Print the records below exactly as they appear.

-- Start of STORED RECORDS --

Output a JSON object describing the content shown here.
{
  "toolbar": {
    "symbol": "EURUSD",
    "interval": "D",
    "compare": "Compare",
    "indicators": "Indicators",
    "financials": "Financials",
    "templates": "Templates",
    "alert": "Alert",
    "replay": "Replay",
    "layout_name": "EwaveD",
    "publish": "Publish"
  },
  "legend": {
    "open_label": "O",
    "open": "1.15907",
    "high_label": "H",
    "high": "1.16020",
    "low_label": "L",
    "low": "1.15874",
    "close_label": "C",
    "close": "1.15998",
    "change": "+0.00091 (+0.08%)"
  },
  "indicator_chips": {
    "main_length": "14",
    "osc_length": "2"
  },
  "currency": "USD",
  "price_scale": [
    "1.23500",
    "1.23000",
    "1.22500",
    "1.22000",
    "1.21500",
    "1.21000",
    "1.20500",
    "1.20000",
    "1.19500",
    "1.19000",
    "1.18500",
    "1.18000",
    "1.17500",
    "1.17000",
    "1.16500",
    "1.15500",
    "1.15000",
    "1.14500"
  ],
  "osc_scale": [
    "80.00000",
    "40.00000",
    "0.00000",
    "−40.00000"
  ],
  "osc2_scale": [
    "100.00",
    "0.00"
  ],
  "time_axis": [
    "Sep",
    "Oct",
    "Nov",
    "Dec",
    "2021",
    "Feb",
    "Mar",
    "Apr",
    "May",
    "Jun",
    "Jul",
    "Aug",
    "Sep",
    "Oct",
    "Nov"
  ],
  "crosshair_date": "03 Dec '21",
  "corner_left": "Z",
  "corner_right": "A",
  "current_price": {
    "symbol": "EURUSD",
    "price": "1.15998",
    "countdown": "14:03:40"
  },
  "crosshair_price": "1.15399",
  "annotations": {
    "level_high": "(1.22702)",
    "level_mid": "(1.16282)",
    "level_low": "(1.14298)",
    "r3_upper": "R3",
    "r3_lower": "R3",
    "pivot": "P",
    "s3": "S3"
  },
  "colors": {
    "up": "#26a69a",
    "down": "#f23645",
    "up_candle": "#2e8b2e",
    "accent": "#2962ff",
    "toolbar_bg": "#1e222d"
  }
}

-- End of STORED RECORDS --

ANSWER:
Output a JSON object describing the content shown here.
{
  "toolbar": {
    "symbol": "EURUSD",
    "interval": "D",
    "compare": "Compare",
    "indicators": "Indicators",
    "financials": "Financials",
    "templates": "Templates",
    "alert": "Alert",
    "replay": "Replay",
    "layout_name": "EwaveD",
    "publish": "Publish"
  },
  "legend": {
    "open_label": "O",
    "open": "1.15907",
    "high_label": "H",
    "high": "1.16020",
    "low_label": "L",
    "low": "1.15874",
    "close_label": "C",
    "close": "1.15998",
    "change": "+0.00091 (+0.08%)"
  },
  "indicator_chips": {
    "main_length": "14",
    "osc_length": "2"
  },
  "currency": "USD",
  "price_scale": [
    "1.23500",
    "1.23000",
    "1.22500",
    "1.22000",
    "1.21500",
    "1.21000",
    "1.20500",
    "1.20000",
    "1.19500",
    "1.19000",
    "1.18500",
    "1.18000",
    "1.17500",
    "1.17000",
    "1.16500",
    "1.15500",
    "1.15000",
    "1.14500"
  ],
  "osc_scale": [
    "80.00000",
    "40.00000",
    "0.00000",
    "−40.00000"
  ],
  "osc2_scale": [
    "100.00",
    "0.00"
  ],
  "time_axis": [
    "Sep",
    "Oct",
    "Nov",
    "Dec",
    "2021",
    "Feb",
    "Mar",
    "Apr",
    "May",
    "Jun",
    "Jul",
    "Aug",
    "Sep",
    "Oct",
    "Nov"
  ],
  "crosshair_date": "03 Dec '21",
  "corner_left": "Z",
  "corner_right": "A",
  "current_price": {
    "symbol": "EURUSD",
    "price": "1.15998",
    "countdown": "14:03:40"
  },
  "crosshair_price": "1.15399",
  "annotations": {
    "level_high": "(1.22702)",
    "level_mid": "(1.16282)",
    "level_low": "(1.14298)",
    "r3_upper": "R3",
    "r3_lower": "R3",
    "pivot": "P",
    "s3": "S3"
  },
  "colors": {
    "up": "#26a69a",
    "down": "#f23645",
    "up_candle": "#2e8b2e",
    "accent": "#2962ff",
    "toolbar_bg": "#1e222d"
  }
}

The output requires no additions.